ENTRIES SUPPLIED:
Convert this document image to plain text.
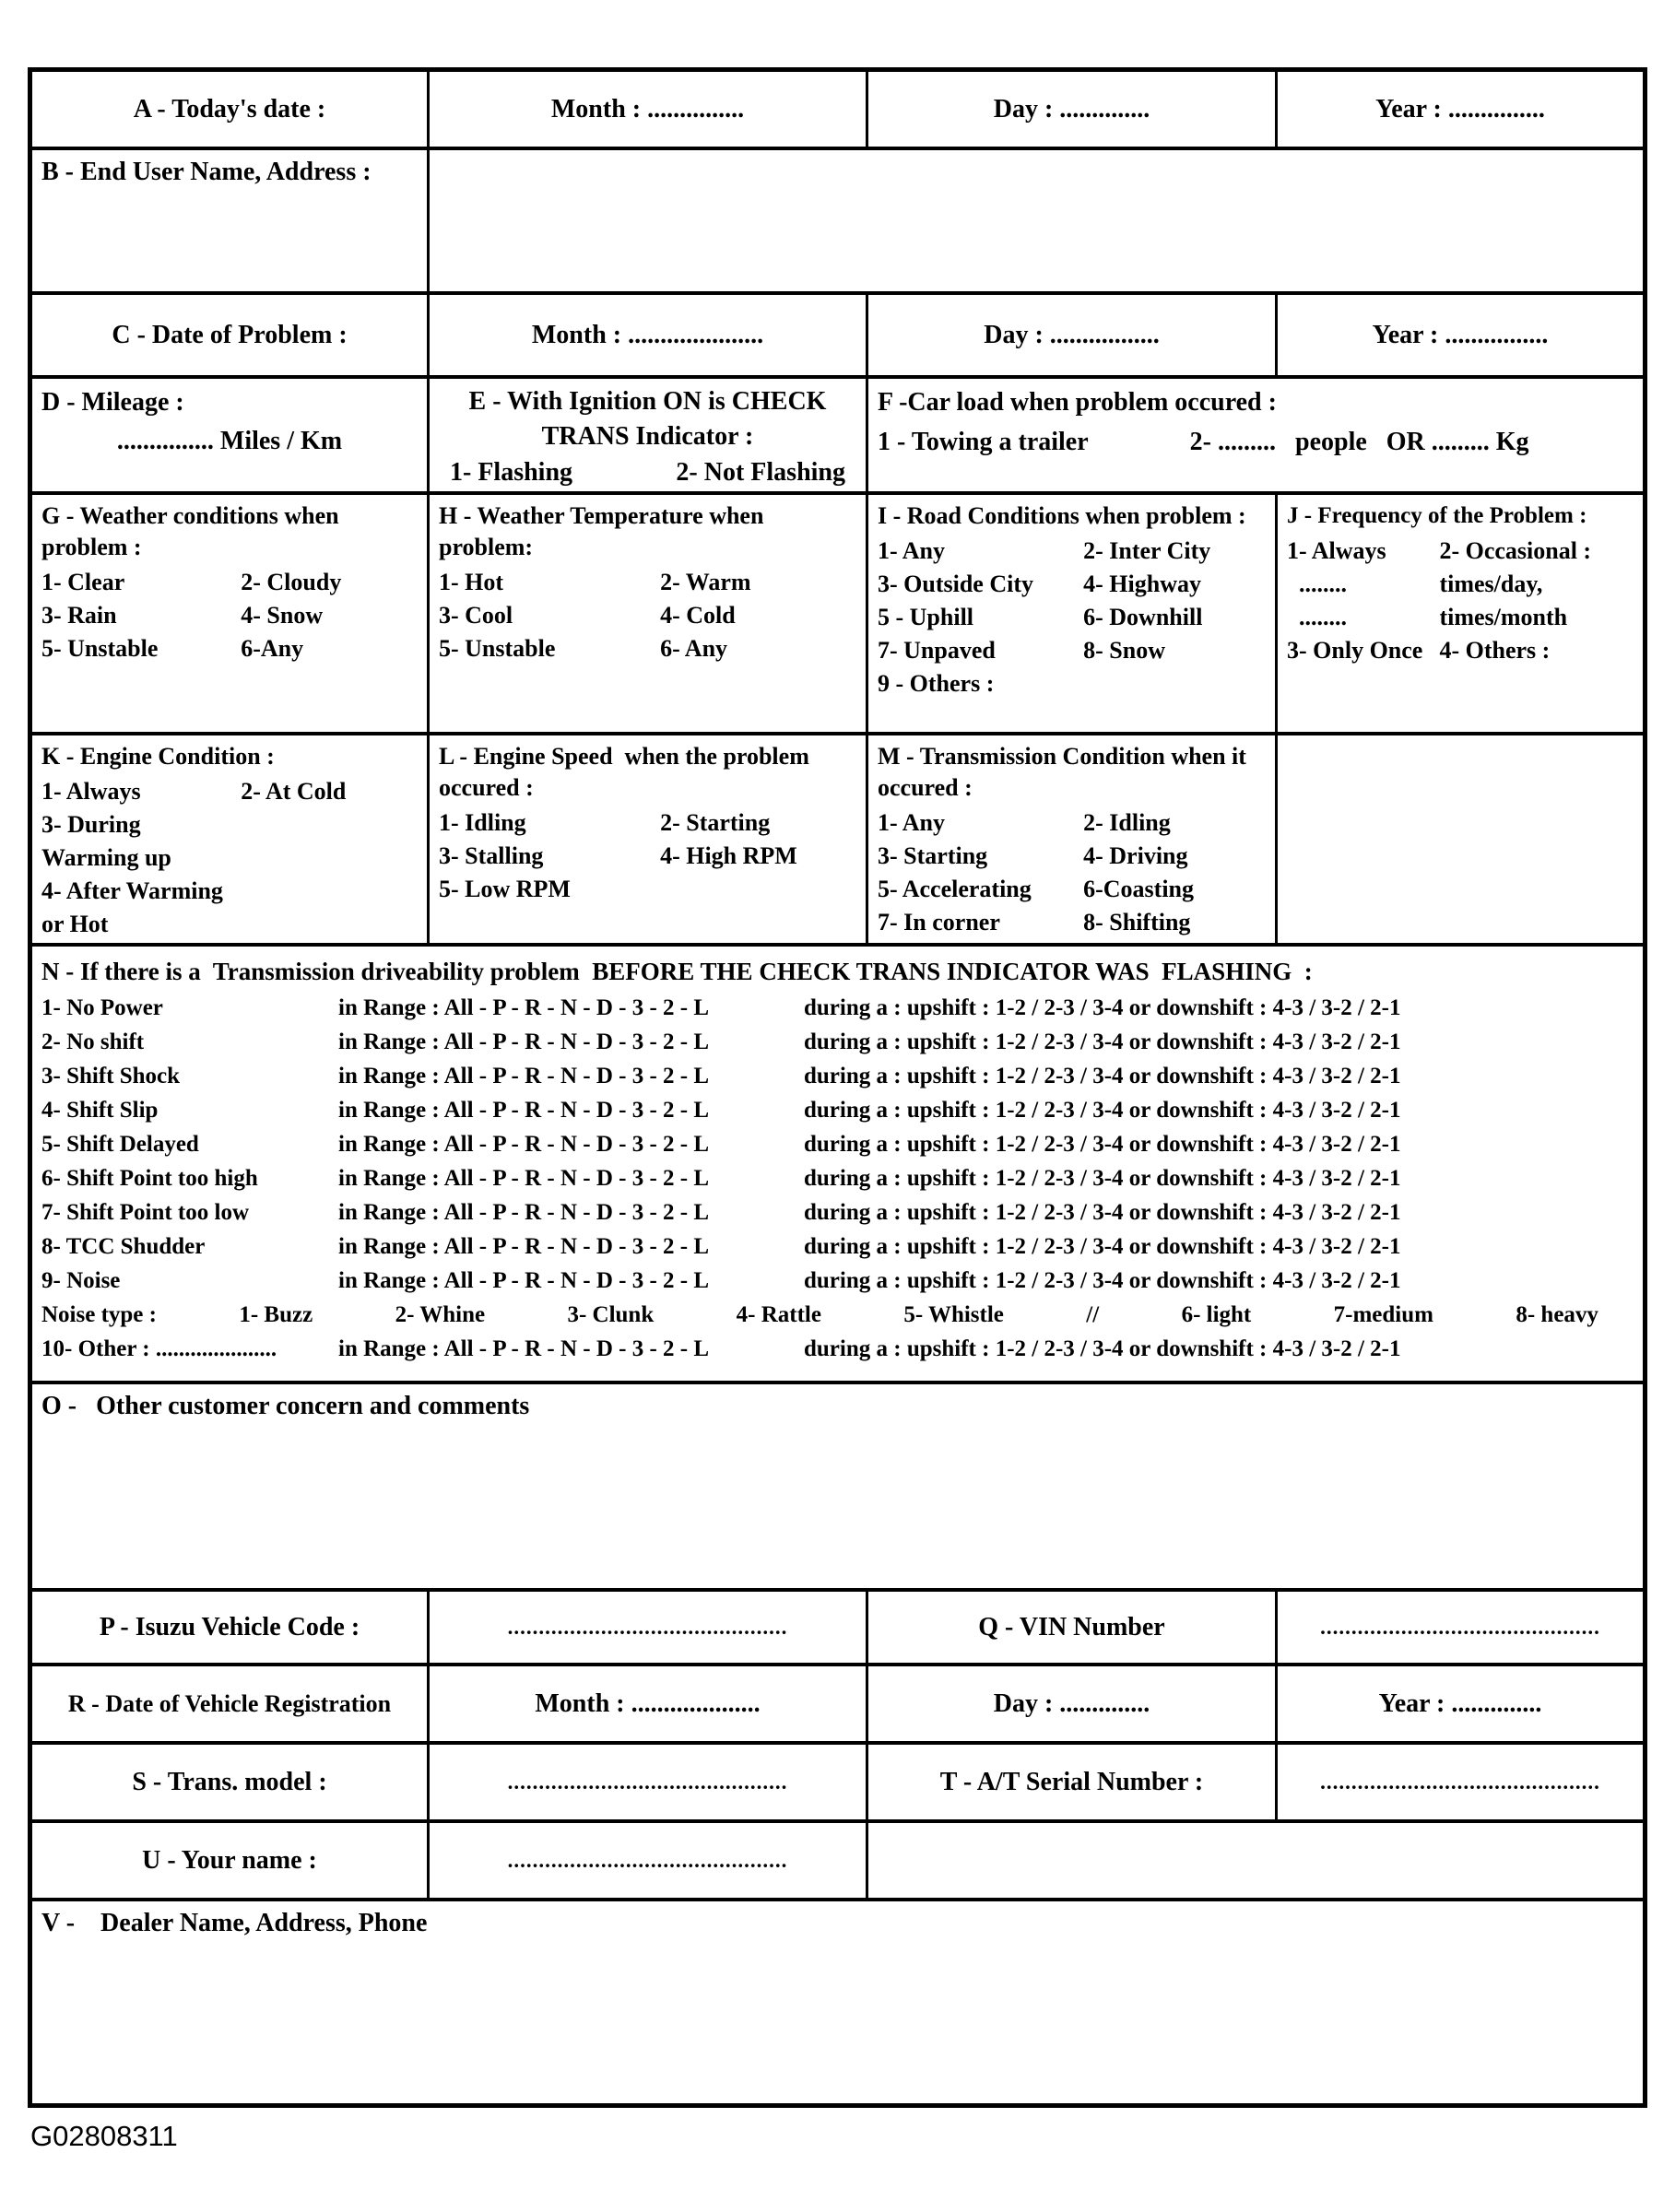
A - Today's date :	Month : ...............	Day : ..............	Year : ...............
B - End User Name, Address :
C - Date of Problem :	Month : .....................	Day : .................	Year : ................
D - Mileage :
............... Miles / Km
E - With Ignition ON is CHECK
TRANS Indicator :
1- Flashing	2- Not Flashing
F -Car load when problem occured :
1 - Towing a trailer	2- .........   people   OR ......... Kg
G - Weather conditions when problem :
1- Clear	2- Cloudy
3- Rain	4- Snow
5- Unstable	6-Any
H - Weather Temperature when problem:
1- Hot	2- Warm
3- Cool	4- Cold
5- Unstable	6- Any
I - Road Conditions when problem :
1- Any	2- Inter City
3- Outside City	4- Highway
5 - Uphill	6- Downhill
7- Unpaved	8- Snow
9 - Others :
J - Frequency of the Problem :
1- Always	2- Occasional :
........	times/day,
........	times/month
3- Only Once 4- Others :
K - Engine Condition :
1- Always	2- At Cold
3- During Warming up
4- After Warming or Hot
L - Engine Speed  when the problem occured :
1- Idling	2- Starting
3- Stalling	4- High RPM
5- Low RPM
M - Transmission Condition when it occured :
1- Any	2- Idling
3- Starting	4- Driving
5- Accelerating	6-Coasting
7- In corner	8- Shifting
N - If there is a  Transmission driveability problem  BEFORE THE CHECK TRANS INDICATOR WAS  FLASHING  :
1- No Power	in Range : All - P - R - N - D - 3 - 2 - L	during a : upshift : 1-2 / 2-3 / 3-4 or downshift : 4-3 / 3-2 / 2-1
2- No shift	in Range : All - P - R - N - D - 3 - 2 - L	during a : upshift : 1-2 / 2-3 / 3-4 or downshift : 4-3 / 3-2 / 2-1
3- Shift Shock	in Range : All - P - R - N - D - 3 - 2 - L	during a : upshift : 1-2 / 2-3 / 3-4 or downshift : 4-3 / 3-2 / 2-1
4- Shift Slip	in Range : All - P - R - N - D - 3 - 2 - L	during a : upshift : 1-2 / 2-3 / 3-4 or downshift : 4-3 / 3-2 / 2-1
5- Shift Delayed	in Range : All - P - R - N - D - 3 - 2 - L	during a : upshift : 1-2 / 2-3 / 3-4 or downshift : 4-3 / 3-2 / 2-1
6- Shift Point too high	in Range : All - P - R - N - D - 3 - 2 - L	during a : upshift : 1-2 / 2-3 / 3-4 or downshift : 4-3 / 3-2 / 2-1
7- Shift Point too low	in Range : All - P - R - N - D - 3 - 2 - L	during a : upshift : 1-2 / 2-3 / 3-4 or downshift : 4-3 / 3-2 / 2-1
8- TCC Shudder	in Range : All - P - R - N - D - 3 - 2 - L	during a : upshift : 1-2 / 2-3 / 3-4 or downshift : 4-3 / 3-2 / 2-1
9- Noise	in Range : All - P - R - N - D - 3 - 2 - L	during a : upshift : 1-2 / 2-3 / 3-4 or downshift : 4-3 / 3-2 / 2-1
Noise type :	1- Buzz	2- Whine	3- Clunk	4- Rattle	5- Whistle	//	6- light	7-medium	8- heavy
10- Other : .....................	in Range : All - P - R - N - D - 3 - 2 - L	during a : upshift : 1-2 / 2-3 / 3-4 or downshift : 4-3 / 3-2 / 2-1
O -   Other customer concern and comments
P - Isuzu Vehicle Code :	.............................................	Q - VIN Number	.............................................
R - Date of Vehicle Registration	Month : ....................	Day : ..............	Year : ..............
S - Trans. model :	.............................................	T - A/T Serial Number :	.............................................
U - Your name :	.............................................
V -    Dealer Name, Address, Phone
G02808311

* * *

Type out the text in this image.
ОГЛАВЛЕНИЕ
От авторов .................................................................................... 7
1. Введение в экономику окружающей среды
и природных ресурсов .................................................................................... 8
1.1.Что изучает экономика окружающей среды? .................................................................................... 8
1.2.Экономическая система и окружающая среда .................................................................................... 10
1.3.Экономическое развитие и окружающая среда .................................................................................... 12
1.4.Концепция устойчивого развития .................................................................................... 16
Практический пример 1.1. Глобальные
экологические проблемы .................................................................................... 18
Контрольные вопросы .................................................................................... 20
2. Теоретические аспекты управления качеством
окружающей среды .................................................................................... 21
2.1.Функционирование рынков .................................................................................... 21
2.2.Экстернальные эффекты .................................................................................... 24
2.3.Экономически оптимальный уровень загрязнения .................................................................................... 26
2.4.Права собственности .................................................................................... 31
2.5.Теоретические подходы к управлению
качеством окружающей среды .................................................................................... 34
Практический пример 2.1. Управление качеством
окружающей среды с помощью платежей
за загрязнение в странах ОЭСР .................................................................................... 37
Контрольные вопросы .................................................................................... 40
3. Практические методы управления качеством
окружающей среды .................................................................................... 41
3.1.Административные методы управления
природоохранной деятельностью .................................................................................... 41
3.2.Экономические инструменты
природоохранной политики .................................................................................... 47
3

--

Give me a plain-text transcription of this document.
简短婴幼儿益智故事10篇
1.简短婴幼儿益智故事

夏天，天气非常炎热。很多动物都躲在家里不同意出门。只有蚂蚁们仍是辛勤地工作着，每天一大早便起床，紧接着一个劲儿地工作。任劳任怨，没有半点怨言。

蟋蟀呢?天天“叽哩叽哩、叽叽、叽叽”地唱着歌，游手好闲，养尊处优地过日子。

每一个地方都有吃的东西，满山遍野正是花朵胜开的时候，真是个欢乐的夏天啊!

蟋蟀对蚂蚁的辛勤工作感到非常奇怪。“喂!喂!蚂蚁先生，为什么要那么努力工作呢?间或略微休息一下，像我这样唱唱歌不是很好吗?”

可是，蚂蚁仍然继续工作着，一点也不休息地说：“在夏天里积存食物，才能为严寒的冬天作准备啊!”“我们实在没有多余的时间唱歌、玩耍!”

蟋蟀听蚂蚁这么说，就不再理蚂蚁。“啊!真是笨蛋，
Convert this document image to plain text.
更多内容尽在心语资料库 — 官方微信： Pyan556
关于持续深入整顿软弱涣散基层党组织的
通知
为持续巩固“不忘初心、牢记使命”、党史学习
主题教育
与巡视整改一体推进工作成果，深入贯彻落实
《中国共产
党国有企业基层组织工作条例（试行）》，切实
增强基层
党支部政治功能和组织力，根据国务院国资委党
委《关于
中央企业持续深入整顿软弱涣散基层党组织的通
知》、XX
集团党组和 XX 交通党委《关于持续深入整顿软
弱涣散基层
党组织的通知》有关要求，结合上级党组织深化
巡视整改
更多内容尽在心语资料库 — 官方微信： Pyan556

EXERCISE OBJECTIVE:
Every line in the data that holds "пример" should be copied out.

RESULT OF THE TASK:
Практический пример 1.1. Глобальные
Практический пример 2.1. Управление качеством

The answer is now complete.